→ **Input rows**:
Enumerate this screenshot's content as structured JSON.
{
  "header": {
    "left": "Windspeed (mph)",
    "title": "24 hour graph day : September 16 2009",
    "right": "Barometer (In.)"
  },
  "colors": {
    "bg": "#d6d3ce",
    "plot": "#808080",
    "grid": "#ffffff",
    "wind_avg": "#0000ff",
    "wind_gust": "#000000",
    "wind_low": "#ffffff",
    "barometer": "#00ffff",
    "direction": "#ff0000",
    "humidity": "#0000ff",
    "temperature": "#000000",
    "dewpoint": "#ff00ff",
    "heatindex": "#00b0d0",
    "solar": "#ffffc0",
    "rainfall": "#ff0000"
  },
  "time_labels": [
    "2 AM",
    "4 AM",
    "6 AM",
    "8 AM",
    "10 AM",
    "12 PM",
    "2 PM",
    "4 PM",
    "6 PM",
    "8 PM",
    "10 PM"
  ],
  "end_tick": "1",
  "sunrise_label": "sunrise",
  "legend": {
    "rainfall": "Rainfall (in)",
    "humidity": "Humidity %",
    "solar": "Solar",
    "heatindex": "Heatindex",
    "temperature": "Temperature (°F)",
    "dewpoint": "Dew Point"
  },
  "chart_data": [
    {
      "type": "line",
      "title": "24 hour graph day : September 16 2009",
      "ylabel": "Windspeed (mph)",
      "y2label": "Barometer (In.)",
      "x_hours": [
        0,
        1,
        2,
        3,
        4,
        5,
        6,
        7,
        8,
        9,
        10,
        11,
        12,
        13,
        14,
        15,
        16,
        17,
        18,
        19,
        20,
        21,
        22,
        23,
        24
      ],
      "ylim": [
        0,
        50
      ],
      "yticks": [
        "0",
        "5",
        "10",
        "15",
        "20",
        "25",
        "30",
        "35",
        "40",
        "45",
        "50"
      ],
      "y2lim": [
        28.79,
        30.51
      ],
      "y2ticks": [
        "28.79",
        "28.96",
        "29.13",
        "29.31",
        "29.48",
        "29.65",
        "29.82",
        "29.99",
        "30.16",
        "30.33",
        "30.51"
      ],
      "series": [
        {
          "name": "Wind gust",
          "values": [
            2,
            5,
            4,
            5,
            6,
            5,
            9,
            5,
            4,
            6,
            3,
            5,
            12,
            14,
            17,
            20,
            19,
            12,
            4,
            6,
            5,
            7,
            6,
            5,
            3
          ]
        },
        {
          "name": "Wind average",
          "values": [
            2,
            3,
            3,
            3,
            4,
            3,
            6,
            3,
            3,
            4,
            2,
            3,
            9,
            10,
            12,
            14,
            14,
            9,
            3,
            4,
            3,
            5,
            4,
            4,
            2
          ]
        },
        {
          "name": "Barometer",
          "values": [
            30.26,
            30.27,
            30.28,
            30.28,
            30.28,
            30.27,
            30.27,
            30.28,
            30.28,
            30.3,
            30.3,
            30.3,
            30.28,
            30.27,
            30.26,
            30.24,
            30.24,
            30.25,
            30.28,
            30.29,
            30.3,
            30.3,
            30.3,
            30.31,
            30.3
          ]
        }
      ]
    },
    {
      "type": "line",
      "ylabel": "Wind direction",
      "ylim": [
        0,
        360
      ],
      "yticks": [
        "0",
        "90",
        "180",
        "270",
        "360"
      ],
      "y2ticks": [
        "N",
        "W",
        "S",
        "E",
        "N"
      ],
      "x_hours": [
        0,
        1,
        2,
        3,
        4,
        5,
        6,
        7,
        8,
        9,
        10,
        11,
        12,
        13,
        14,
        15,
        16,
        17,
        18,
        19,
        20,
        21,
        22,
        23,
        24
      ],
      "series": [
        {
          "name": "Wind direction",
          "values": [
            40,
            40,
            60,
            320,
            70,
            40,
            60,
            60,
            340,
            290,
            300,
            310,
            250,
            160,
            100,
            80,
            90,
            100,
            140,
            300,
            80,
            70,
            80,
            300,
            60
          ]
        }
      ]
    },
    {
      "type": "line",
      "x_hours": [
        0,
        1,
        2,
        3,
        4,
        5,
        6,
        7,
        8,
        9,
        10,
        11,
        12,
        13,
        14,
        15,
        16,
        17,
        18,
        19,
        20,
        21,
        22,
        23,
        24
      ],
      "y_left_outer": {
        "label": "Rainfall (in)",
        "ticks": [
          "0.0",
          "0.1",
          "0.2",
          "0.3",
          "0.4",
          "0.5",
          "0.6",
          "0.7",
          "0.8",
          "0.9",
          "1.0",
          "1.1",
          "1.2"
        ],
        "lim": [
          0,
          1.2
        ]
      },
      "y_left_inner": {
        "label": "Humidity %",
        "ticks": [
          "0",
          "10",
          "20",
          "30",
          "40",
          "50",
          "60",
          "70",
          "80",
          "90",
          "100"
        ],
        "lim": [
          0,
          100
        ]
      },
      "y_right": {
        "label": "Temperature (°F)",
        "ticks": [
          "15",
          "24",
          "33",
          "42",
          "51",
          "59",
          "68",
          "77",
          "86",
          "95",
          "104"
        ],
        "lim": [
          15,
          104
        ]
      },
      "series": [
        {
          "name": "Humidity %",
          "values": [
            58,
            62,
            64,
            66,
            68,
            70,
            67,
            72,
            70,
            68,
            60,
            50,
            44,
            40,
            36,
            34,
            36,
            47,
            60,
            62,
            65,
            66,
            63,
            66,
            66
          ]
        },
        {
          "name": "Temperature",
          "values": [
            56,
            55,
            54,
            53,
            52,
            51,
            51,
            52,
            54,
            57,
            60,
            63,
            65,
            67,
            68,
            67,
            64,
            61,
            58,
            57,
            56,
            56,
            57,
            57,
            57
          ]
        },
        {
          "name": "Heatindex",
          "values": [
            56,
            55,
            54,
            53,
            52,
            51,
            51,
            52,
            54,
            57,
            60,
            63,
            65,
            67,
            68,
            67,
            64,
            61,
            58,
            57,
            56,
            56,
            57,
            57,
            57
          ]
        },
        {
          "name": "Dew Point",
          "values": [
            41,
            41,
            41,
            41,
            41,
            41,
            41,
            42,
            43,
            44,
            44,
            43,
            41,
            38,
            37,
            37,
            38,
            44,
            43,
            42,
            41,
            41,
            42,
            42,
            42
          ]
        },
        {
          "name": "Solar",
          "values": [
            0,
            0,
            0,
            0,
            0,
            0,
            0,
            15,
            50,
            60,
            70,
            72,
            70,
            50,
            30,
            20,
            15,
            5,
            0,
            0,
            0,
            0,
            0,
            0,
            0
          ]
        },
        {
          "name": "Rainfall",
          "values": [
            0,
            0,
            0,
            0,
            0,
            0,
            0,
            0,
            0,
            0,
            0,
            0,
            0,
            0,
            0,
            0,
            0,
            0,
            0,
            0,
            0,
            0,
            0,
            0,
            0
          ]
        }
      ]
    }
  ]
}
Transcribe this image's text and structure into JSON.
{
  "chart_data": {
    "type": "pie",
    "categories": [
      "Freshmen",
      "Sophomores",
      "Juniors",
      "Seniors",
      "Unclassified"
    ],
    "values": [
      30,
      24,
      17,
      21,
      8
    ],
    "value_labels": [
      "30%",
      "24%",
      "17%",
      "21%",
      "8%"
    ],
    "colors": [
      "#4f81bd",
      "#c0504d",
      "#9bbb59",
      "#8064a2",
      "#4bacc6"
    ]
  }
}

→ **Description of the task**:
Reproduce the full listing above, character for character.

→ **Solution to the exercise**:
Enumerate this screenshot's content as structured JSON.
{
  "header": {
    "left": "Windspeed (mph)",
    "title": "24 hour graph day : September 16 2009",
    "right": "Barometer (In.)"
  },
  "colors": {
    "bg": "#d6d3ce",
    "plot": "#808080",
    "grid": "#ffffff",
    "wind_avg": "#0000ff",
    "wind_gust": "#000000",
    "wind_low": "#ffffff",
    "barometer": "#00ffff",
    "direction": "#ff0000",
    "humidity": "#0000ff",
    "temperature": "#000000",
    "dewpoint": "#ff00ff",
    "heatindex": "#00b0d0",
    "solar": "#ffffc0",
    "rainfall": "#ff0000"
  },
  "time_labels": [
    "2 AM",
    "4 AM",
    "6 AM",
    "8 AM",
    "10 AM",
    "12 PM",
    "2 PM",
    "4 PM",
    "6 PM",
    "8 PM",
    "10 PM"
  ],
  "end_tick": "1",
  "sunrise_label": "sunrise",
  "legend": {
    "rainfall": "Rainfall (in)",
    "humidity": "Humidity %",
    "solar": "Solar",
    "heatindex": "Heatindex",
    "temperature": "Temperature (°F)",
    "dewpoint": "Dew Point"
  },
  "chart_data": [
    {
      "type": "line",
      "title": "24 hour graph day : September 16 2009",
      "ylabel": "Windspeed (mph)",
      "y2label": "Barometer (In.)",
      "x_hours": [
        0,
        1,
        2,
        3,
        4,
        5,
        6,
        7,
        8,
        9,
        10,
        11,
        12,
        13,
        14,
        15,
        16,
        17,
        18,
        19,
        20,
        21,
        22,
        23,
        24
      ],
      "ylim": [
        0,
        50
      ],
      "yticks": [
        "0",
        "5",
        "10",
        "15",
        "20",
        "25",
        "30",
        "35",
        "40",
        "45",
        "50"
      ],
      "y2lim": [
        28.79,
        30.51
      ],
      "y2ticks": [
        "28.79",
        "28.96",
        "29.13",
        "29.31",
        "29.48",
        "29.65",
        "29.82",
        "29.99",
        "30.16",
        "30.33",
        "30.51"
      ],
      "series": [
        {
          "name": "Wind gust",
          "values": [
            2,
            5,
            4,
            5,
            6,
            5,
            9,
            5,
            4,
            6,
            3,
            5,
            12,
            14,
            17,
            20,
            19,
            12,
            4,
            6,
            5,
            7,
            6,
            5,
            3
          ]
        },
        {
          "name": "Wind average",
          "values": [
            2,
            3,
            3,
            3,
            4,
            3,
            6,
            3,
            3,
            4,
            2,
            3,
            9,
            10,
            12,
            14,
            14,
            9,
            3,
            4,
            3,
            5,
            4,
            4,
            2
          ]
        },
        {
          "name": "Barometer",
          "values": [
            30.26,
            30.27,
            30.28,
            30.28,
            30.28,
            30.27,
            30.27,
            30.28,
            30.28,
            30.3,
            30.3,
            30.3,
            30.28,
            30.27,
            30.26,
            30.24,
            30.24,
            30.25,
            30.28,
            30.29,
            30.3,
            30.3,
            30.3,
            30.31,
            30.3
          ]
        }
      ]
    },
    {
      "type": "line",
      "ylabel": "Wind direction",
      "ylim": [
        0,
        360
      ],
      "yticks": [
        "0",
        "90",
        "180",
        "270",
        "360"
      ],
      "y2ticks": [
        "N",
        "W",
        "S",
        "E",
        "N"
      ],
      "x_hours": [
        0,
        1,
        2,
        3,
        4,
        5,
        6,
        7,
        8,
        9,
        10,
        11,
        12,
        13,
        14,
        15,
        16,
        17,
        18,
        19,
        20,
        21,
        22,
        23,
        24
      ],
      "series": [
        {
          "name": "Wind direction",
          "values": [
            40,
            40,
            60,
            320,
            70,
            40,
            60,
            60,
            340,
            290,
            300,
            310,
            250,
            160,
            100,
            80,
            90,
            100,
            140,
            300,
            80,
            70,
            80,
            300,
            60
          ]
        }
      ]
    },
    {
      "type": "line",
      "x_hours": [
        0,
        1,
        2,
        3,
        4,
        5,
        6,
        7,
        8,
        9,
        10,
        11,
        12,
        13,
        14,
        15,
        16,
        17,
        18,
        19,
        20,
        21,
        22,
        23,
        24
      ],
      "y_left_outer": {
        "label": "Rainfall (in)",
        "ticks": [
          "0.0",
          "0.1",
          "0.2",
          "0.3",
          "0.4",
          "0.5",
          "0.6",
          "0.7",
          "0.8",
          "0.9",
          "1.0",
          "1.1",
          "1.2"
        ],
        "lim": [
          0,
          1.2
        ]
      },
      "y_left_inner": {
        "label": "Humidity %",
        "ticks": [
          "0",
          "10",
          "20",
          "30",
          "40",
          "50",
          "60",
          "70",
          "80",
          "90",
          "100"
        ],
        "lim": [
          0,
          100
        ]
      },
      "y_right": {
        "label": "Temperature (°F)",
        "ticks": [
          "15",
          "24",
          "33",
          "42",
          "51",
          "59",
          "68",
          "77",
          "86",
          "95",
          "104"
        ],
        "lim": [
          15,
          104
        ]
      },
      "series": [
        {
          "name": "Humidity %",
          "values": [
            58,
            62,
            64,
            66,
            68,
            70,
            67,
            72,
            70,
            68,
            60,
            50,
            44,
            40,
            36,
            34,
            36,
            47,
            60,
            62,
            65,
            66,
            63,
            66,
            66
          ]
        },
        {
          "name": "Temperature",
          "values": [
            56,
            55,
            54,
            53,
            52,
            51,
            51,
            52,
            54,
            57,
            60,
            63,
            65,
            67,
            68,
            67,
            64,
            61,
            58,
            57,
            56,
            56,
            57,
            57,
            57
          ]
        },
        {
          "name": "Heatindex",
          "values": [
            56,
            55,
            54,
            53,
            52,
            51,
            51,
            52,
            54,
            57,
            60,
            63,
            65,
            67,
            68,
            67,
            64,
            61,
            58,
            57,
            56,
            56,
            57,
            57,
            57
          ]
        },
        {
          "name": "Dew Point",
          "values": [
            41,
            41,
            41,
            41,
            41,
            41,
            41,
            42,
            43,
            44,
            44,
            43,
            41,
            38,
            37,
            37,
            38,
            44,
            43,
            42,
            41,
            41,
            42,
            42,
            42
          ]
        },
        {
          "name": "Solar",
          "values": [
            0,
            0,
            0,
            0,
            0,
            0,
            0,
            15,
            50,
            60,
            70,
            72,
            70,
            50,
            30,
            20,
            15,
            5,
            0,
            0,
            0,
            0,
            0,
            0,
            0
          ]
        },
        {
          "name": "Rainfall",
          "values": [
            0,
            0,
            0,
            0,
            0,
            0,
            0,
            0,
            0,
            0,
            0,
            0,
            0,
            0,
            0,
            0,
            0,
            0,
            0,
            0,
            0,
            0,
            0,
            0,
            0
          ]
        }
      ]
    }
  ]
}
Transcribe this image's text and structure into JSON.
{
  "chart_data": {
    "type": "pie",
    "categories": [
      "Freshmen",
      "Sophomores",
      "Juniors",
      "Seniors",
      "Unclassified"
    ],
    "values": [
      30,
      24,
      17,
      21,
      8
    ],
    "value_labels": [
      "30%",
      "24%",
      "17%",
      "21%",
      "8%"
    ],
    "colors": [
      "#4f81bd",
      "#c0504d",
      "#9bbb59",
      "#8064a2",
      "#4bacc6"
    ]
  }
}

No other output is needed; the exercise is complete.